• _EXTRACTED ENTRIES_:

※

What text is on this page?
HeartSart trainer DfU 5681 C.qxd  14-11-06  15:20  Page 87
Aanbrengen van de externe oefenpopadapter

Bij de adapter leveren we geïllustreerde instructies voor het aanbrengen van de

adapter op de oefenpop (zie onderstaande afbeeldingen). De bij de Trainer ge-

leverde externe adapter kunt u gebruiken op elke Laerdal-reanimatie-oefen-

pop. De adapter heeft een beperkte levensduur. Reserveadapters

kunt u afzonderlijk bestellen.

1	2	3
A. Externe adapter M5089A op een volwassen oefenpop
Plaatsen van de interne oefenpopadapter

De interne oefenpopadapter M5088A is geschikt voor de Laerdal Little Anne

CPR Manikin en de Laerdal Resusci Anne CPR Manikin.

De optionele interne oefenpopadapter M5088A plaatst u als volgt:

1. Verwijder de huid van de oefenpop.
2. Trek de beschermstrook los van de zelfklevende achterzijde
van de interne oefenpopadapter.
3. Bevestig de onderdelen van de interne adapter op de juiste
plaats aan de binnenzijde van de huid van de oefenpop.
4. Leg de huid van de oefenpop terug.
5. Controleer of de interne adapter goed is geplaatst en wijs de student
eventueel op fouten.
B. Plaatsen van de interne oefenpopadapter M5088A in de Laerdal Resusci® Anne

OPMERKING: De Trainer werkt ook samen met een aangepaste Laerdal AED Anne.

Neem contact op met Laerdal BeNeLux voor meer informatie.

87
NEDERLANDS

※

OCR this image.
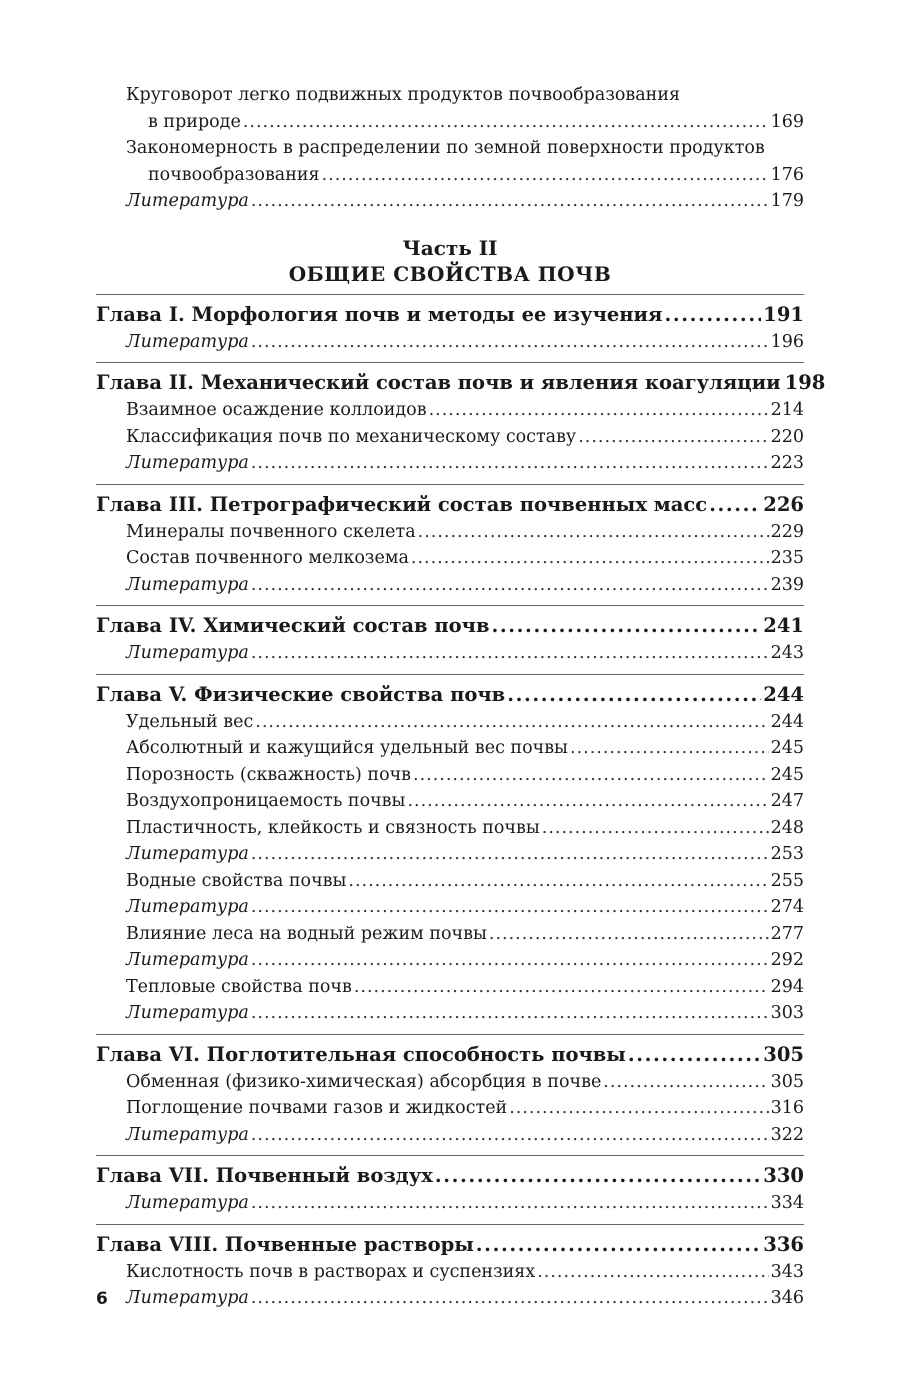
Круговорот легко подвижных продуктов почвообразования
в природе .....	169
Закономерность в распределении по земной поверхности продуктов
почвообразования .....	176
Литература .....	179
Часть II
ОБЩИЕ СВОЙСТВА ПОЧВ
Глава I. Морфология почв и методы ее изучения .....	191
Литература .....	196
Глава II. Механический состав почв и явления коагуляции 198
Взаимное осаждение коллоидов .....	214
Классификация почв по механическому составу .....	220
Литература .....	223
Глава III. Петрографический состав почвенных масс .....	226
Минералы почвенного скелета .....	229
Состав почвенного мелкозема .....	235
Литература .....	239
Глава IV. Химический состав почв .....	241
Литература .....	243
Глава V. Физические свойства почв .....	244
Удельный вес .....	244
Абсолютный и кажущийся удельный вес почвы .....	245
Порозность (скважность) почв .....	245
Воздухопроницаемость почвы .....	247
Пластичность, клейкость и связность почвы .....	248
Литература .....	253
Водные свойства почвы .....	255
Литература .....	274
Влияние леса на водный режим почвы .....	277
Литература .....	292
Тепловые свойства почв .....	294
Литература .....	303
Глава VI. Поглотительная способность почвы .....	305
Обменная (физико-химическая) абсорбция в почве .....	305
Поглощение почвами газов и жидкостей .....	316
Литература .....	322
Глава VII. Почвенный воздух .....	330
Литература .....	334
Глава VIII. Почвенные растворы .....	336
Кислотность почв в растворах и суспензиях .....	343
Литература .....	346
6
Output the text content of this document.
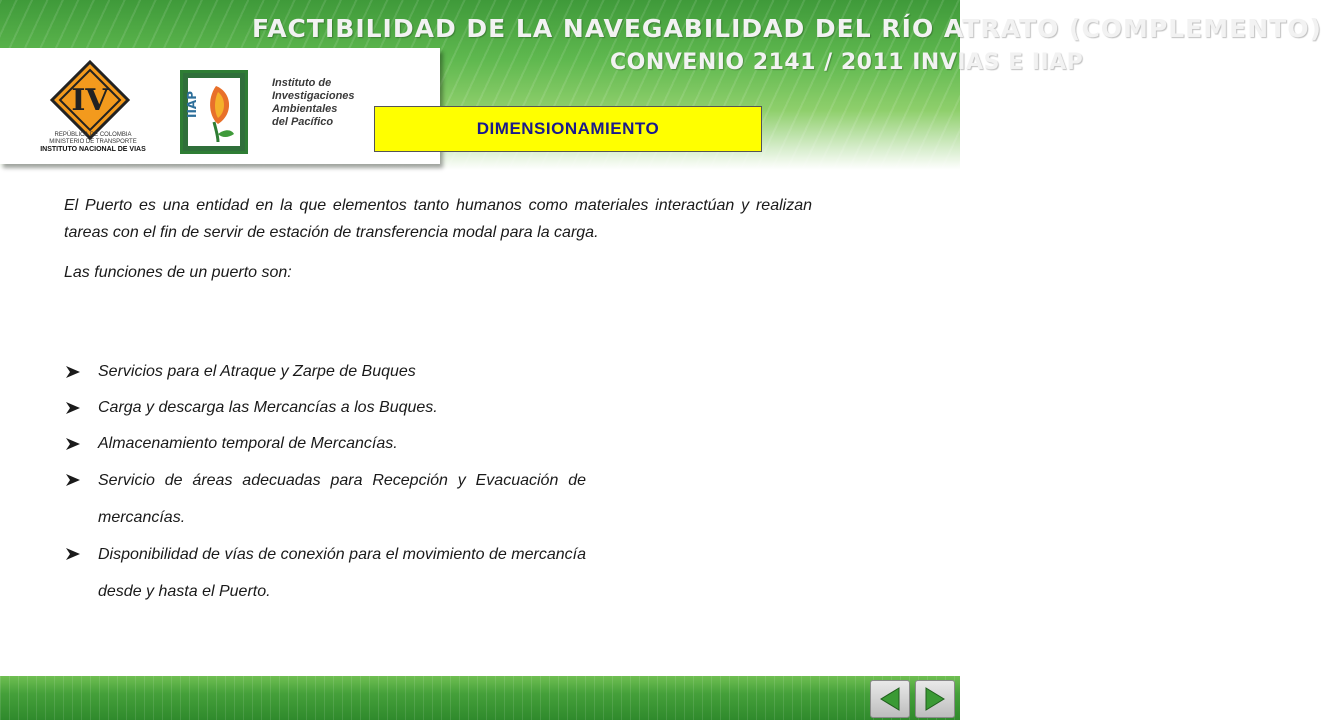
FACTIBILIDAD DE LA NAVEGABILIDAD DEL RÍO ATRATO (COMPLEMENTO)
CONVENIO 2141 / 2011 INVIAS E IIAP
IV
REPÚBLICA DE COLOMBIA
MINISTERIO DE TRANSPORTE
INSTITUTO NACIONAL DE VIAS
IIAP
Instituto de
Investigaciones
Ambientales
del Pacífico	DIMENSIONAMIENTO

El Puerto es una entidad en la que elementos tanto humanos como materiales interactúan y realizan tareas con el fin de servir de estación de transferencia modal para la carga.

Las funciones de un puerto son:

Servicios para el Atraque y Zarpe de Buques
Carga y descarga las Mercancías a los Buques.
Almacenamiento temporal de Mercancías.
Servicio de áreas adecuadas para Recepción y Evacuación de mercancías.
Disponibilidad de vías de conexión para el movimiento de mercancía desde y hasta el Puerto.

※

How many lines of the entries above hold the string "Plaatsen"? Reply with the number alone.

• _WORKED SOLUTION_: 2